Extract every record, exactly as written, and ignore the pictures.
****
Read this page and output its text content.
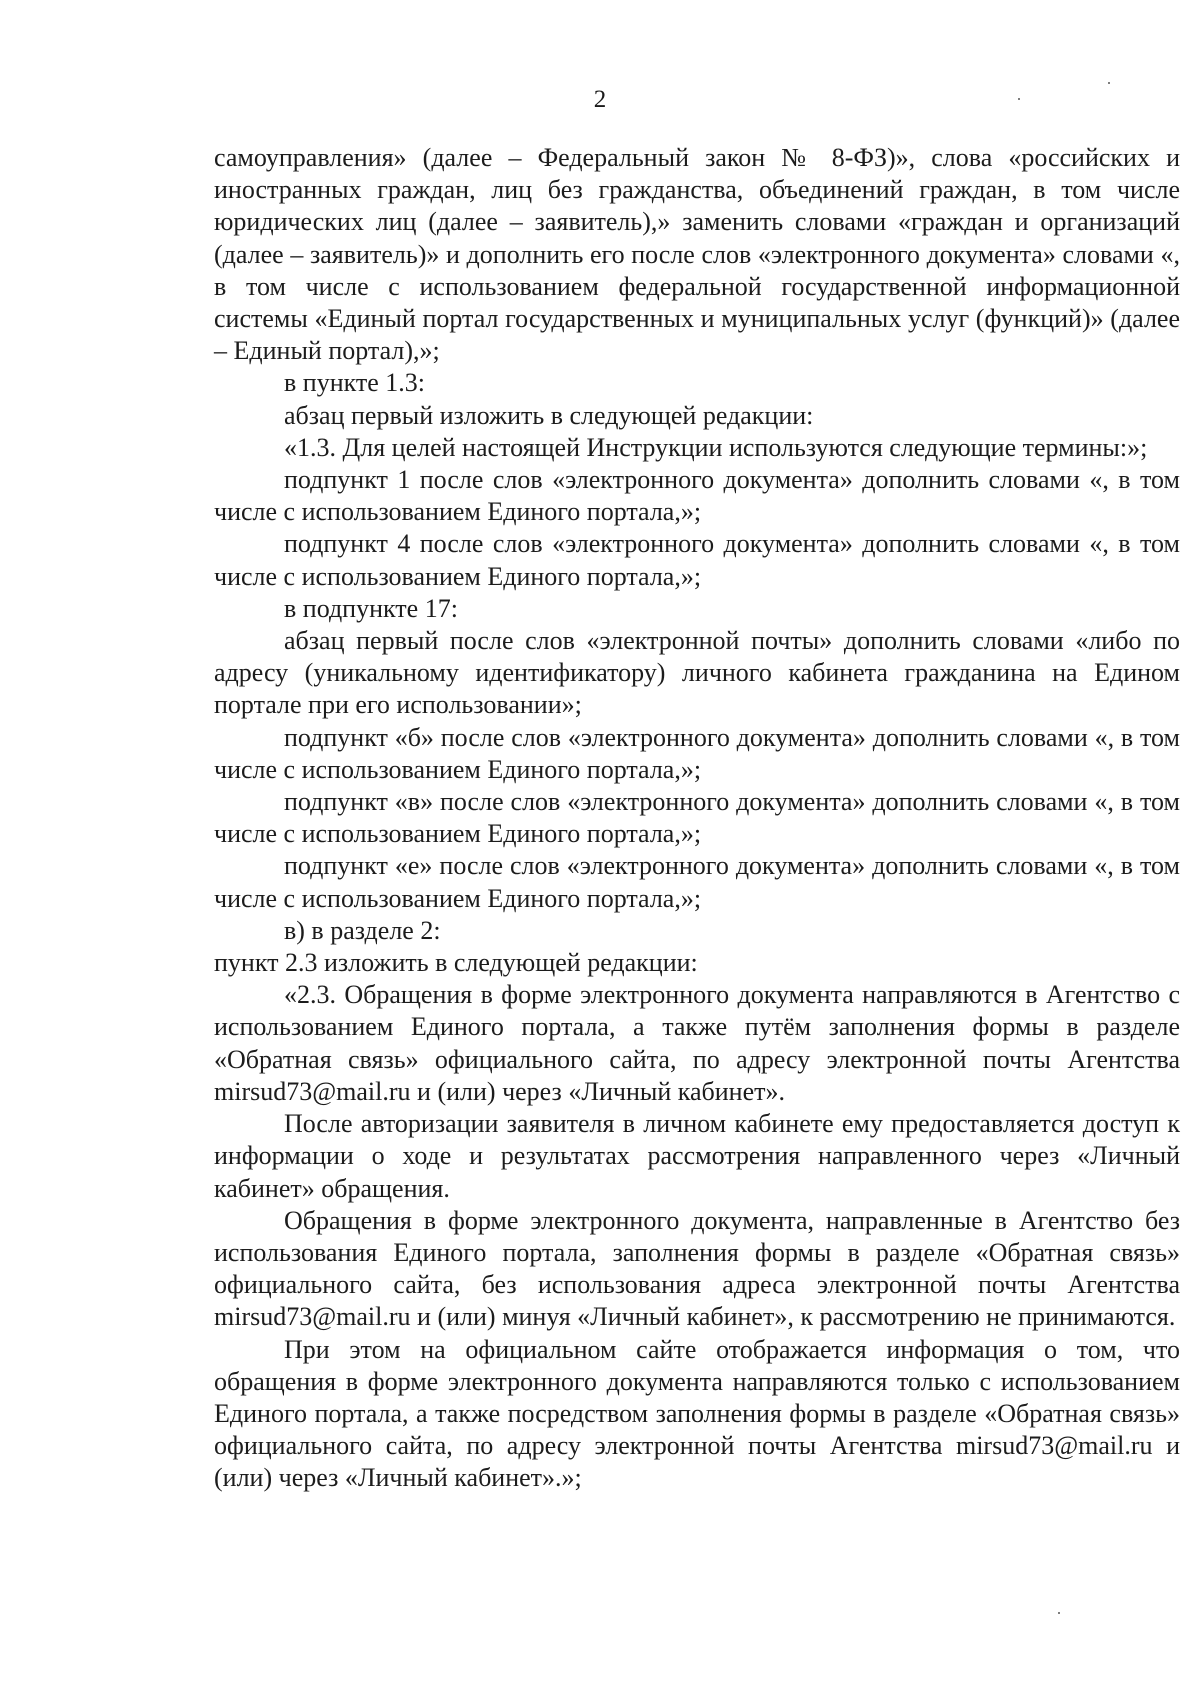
2

самоуправления» (далее – Федеральный закон № 8-ФЗ)», слова «российских и иностранных граждан, лиц без гражданства, объединений граждан, в том числе юридических лиц (далее – заявитель),» заменить словами «граждан и организаций (далее – заявитель)» и дополнить его после слов «электронного документа» словами «, в том числе с использованием федеральной государственной информационной системы «Единый портал государственных и муниципальных услуг (функций)» (далее – Единый портал),»;

в пункте 1.3:

абзац первый изложить в следующей редакции:

«1.3. Для целей настоящей Инструкции используются следующие термины:»;

подпункт 1 после слов «электронного документа» дополнить словами «, в том числе с использованием Единого портала,»;

подпункт 4 после слов «электронного документа» дополнить словами «, в том числе с использованием Единого портала,»;

в подпункте 17:

абзац первый после слов «электронной почты» дополнить словами «либо по адресу (уникальному идентификатору) личного кабинета гражданина на Едином портале при его использовании»;

подпункт «б» после слов «электронного документа» дополнить словами «, в том числе с использованием Единого портала,»;

подпункт «в» после слов «электронного документа» дополнить словами «, в том числе с использованием Единого портала,»;

подпункт «е» после слов «электронного документа» дополнить словами «, в том числе с использованием Единого портала,»;

в) в разделе 2:

пункт 2.3 изложить в следующей редакции:

«2.3. Обращения в форме электронного документа направляются в Агентство с использованием Единого портала, а также путём заполнения формы в разделе «Обратная связь» официального сайта, по адресу электронной почты Агентства mirsud73@mail.ru и (или) через «Личный кабинет».

После авторизации заявителя в личном кабинете ему предоставляется доступ к информации о ходе и результатах рассмотрения направленного через «Личный кабинет» обращения.

Обращения в форме электронного документа, направленные в Агентство без использования Единого портала, заполнения формы в разделе «Обратная связь» официального сайта, без использования адреса электронной почты Агентства mirsud73@mail.ru и (или) минуя «Личный кабинет», к рассмотрению не принимаются.

При этом на официальном сайте отображается информация о том, что обращения в форме электронного документа направляются только с использованием Единого портала, а также посредством заполнения формы в разделе «Обратная связь» официального сайта, по адресу электронной почты Агентства mirsud73@mail.ru и (или) через «Личный кабинет».»;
****
__EXPECTED ANSWER__
Read this page and output its text content.
2

самоуправления» (далее – Федеральный закон № 8-ФЗ)», слова «российских и иностранных граждан, лиц без гражданства, объединений граждан, в том числе юридических лиц (далее – заявитель),» заменить словами «граждан и организаций (далее – заявитель)» и дополнить его после слов «электронного документа» словами «, в том числе с использованием федеральной государственной информационной системы «Единый портал государственных и муниципальных услуг (функций)» (далее – Единый портал),»;

в пункте 1.3:

абзац первый изложить в следующей редакции:

«1.3. Для целей настоящей Инструкции используются следующие термины:»;

подпункт 1 после слов «электронного документа» дополнить словами «, в том числе с использованием Единого портала,»;

подпункт 4 после слов «электронного документа» дополнить словами «, в том числе с использованием Единого портала,»;

в подпункте 17:

абзац первый после слов «электронной почты» дополнить словами «либо по адресу (уникальному идентификатору) личного кабинета гражданина на Едином портале при его использовании»;

подпункт «б» после слов «электронного документа» дополнить словами «, в том числе с использованием Единого портала,»;

подпункт «в» после слов «электронного документа» дополнить словами «, в том числе с использованием Единого портала,»;

подпункт «е» после слов «электронного документа» дополнить словами «, в том числе с использованием Единого портала,»;

в) в разделе 2:

пункт 2.3 изложить в следующей редакции:

«2.3. Обращения в форме электронного документа направляются в Агентство с использованием Единого портала, а также путём заполнения формы в разделе «Обратная связь» официального сайта, по адресу электронной почты Агентства mirsud73@mail.ru и (или) через «Личный кабинет».

После авторизации заявителя в личном кабинете ему предоставляется доступ к информации о ходе и результатах рассмотрения направленного через «Личный кабинет» обращения.

Обращения в форме электронного документа, направленные в Агентство без использования Единого портала, заполнения формы в разделе «Обратная связь» официального сайта, без использования адреса электронной почты Агентства mirsud73@mail.ru и (или) минуя «Личный кабинет», к рассмотрению не принимаются.

При этом на официальном сайте отображается информация о том, что обращения в форме электронного документа направляются только с использованием Единого портала, а также посредством заполнения формы в разделе «Обратная связь» официального сайта, по адресу электронной почты Агентства mirsud73@mail.ru и (или) через «Личный кабинет».»;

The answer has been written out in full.